◆ **WHAT THE EXERCISE ASKS**
Write out every entry exactly as given, but omit the pictures.

◆ **DATA LINES**
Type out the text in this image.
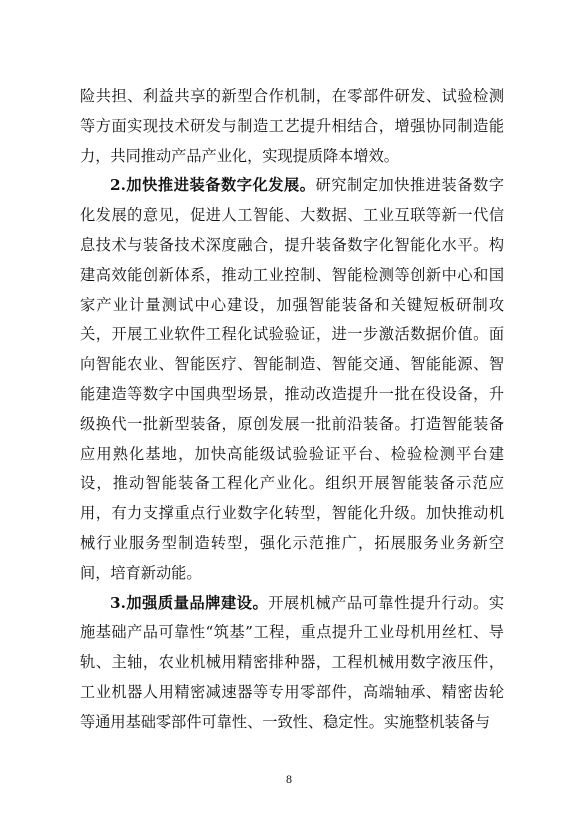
险共担、利益共享的新型合作机制，在零部件研发、试验检测等方面实现技术研发与制造工艺提升相结合，增强协同制造能力，共同推动产品产业化，实现提质降本增效。

2.加快推进装备数字化发展。研究制定加快推进装备数字化发展的意见，促进人工智能、大数据、工业互联等新一代信息技术与装备技术深度融合，提升装备数字化智能化水平。构建高效能创新体系，推动工业控制、智能检测等创新中心和国家产业计量测试中心建设，加强智能装备和关键短板研制攻关，开展工业软件工程化试验验证，进一步激活数据价值。面向智能农业、智能医疗、智能制造、智能交通、智能能源、智能建造等数字中国典型场景，推动改造提升一批在役设备，升级换代一批新型装备，原创发展一批前沿装备。打造智能装备应用熟化基地，加快高能级试验验证平台、检验检测平台建设，推动智能装备工程化产业化。组织开展智能装备示范应用，有力支撑重点行业数字化转型，智能化升级。加快推动机械行业服务型制造转型，强化示范推广，拓展服务业务新空间，培育新动能。

3.加强质量品牌建设。开展机械产品可靠性提升行动。实施基础产品可靠性“筑基”工程，重点提升工业母机用丝杠、导轨、主轴，农业机械用精密排种器，工程机械用数字液压件，工业机器人用精密减速器等专用零部件，高端轴承、精密齿轮等通用基础零部件可靠性、一致性、稳定性。实施整机装备与

8
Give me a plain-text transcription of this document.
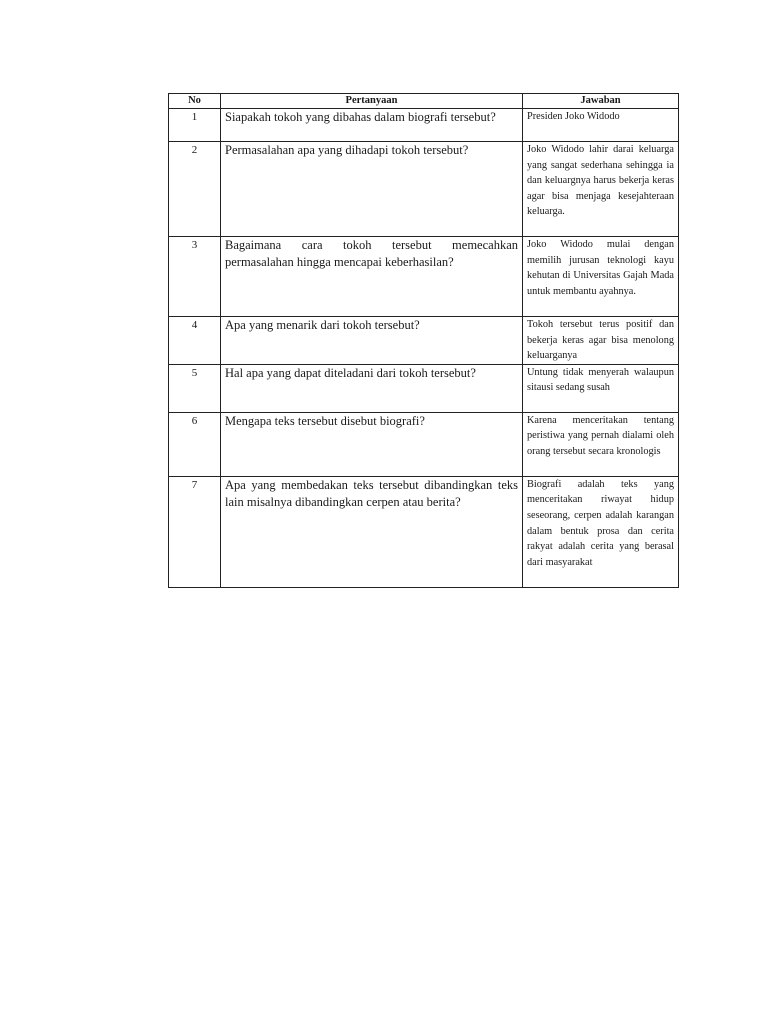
No	Pertanyaan	Jawaban
1	Siapakah tokoh yang dibahas dalam biografi tersebut?	Presiden Joko Widodo
2	Permasalahan apa yang dihadapi tokoh tersebut?	Joko Widodo lahir darai keluarga yang sangat sederhana sehingga ia dan keluargnya harus bekerja keras agar bisa menjaga kesejahteraan keluarga.
3	Bagaimana cara tokoh tersebut memecahkan permasalahan hingga mencapai keberhasilan?	Joko Widodo mulai dengan memilih jurusan teknologi kayu kehutan di Universitas Gajah Mada untuk membantu ayahnya.
4	Apa yang menarik dari tokoh tersebut?	Tokoh tersebut terus positif dan bekerja keras agar bisa menolong keluarganya
5	Hal apa yang dapat diteladani dari tokoh tersebut?	Untung tidak menyerah walaupun sitausi sedang susah
6	Mengapa teks tersebut disebut biografi?	Karena menceritakan tentang peristiwa yang pernah dialami oleh orang tersebut secara kronologis
7	Apa yang membedakan teks tersebut dibandingkan teks lain misalnya dibandingkan cerpen atau berita?	Biografi adalah teks yang menceritakan riwayat hidup seseorang, cerpen adalah karangan dalam bentuk prosa dan cerita rakyat adalah cerita yang berasal dari masyarakat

◆ **SOLVED EXERCISE**
Type out the text in this image.
险共担、利益共享的新型合作机制，在零部件研发、试验检测等方面实现技术研发与制造工艺提升相结合，增强协同制造能力，共同推动产品产业化，实现提质降本增效。

2.加快推进装备数字化发展。研究制定加快推进装备数字化发展的意见，促进人工智能、大数据、工业互联等新一代信息技术与装备技术深度融合，提升装备数字化智能化水平。构建高效能创新体系，推动工业控制、智能检测等创新中心和国家产业计量测试中心建设，加强智能装备和关键短板研制攻关，开展工业软件工程化试验验证，进一步激活数据价值。面向智能农业、智能医疗、智能制造、智能交通、智能能源、智能建造等数字中国典型场景，推动改造提升一批在役设备，升级换代一批新型装备，原创发展一批前沿装备。打造智能装备应用熟化基地，加快高能级试验验证平台、检验检测平台建设，推动智能装备工程化产业化。组织开展智能装备示范应用，有力支撑重点行业数字化转型，智能化升级。加快推动机械行业服务型制造转型，强化示范推广，拓展服务业务新空间，培育新动能。

3.加强质量品牌建设。开展机械产品可靠性提升行动。实施基础产品可靠性“筑基”工程，重点提升工业母机用丝杠、导轨、主轴，农业机械用精密排种器，工程机械用数字液压件，工业机器人用精密减速器等专用零部件，高端轴承、精密齿轮等通用基础零部件可靠性、一致性、稳定性。实施整机装备与

8
Give me a plain-text transcription of this document.
No	Pertanyaan	Jawaban
1	Siapakah tokoh yang dibahas dalam biografi tersebut?	Presiden Joko Widodo
2	Permasalahan apa yang dihadapi tokoh tersebut?	Joko Widodo lahir darai keluarga yang sangat sederhana sehingga ia dan keluargnya harus bekerja keras agar bisa menjaga kesejahteraan keluarga.
3	Bagaimana cara tokoh tersebut memecahkan permasalahan hingga mencapai keberhasilan?	Joko Widodo mulai dengan memilih jurusan teknologi kayu kehutan di Universitas Gajah Mada untuk membantu ayahnya.
4	Apa yang menarik dari tokoh tersebut?	Tokoh tersebut terus positif dan bekerja keras agar bisa menolong keluarganya
5	Hal apa yang dapat diteladani dari tokoh tersebut?	Untung tidak menyerah walaupun sitausi sedang susah
6	Mengapa teks tersebut disebut biografi?	Karena menceritakan tentang peristiwa yang pernah dialami oleh orang tersebut secara kronologis
7	Apa yang membedakan teks tersebut dibandingkan teks lain misalnya dibandingkan cerpen atau berita?	Biografi adalah teks yang menceritakan riwayat hidup seseorang, cerpen adalah karangan dalam bentuk prosa dan cerita rakyat adalah cerita yang berasal dari masyarakat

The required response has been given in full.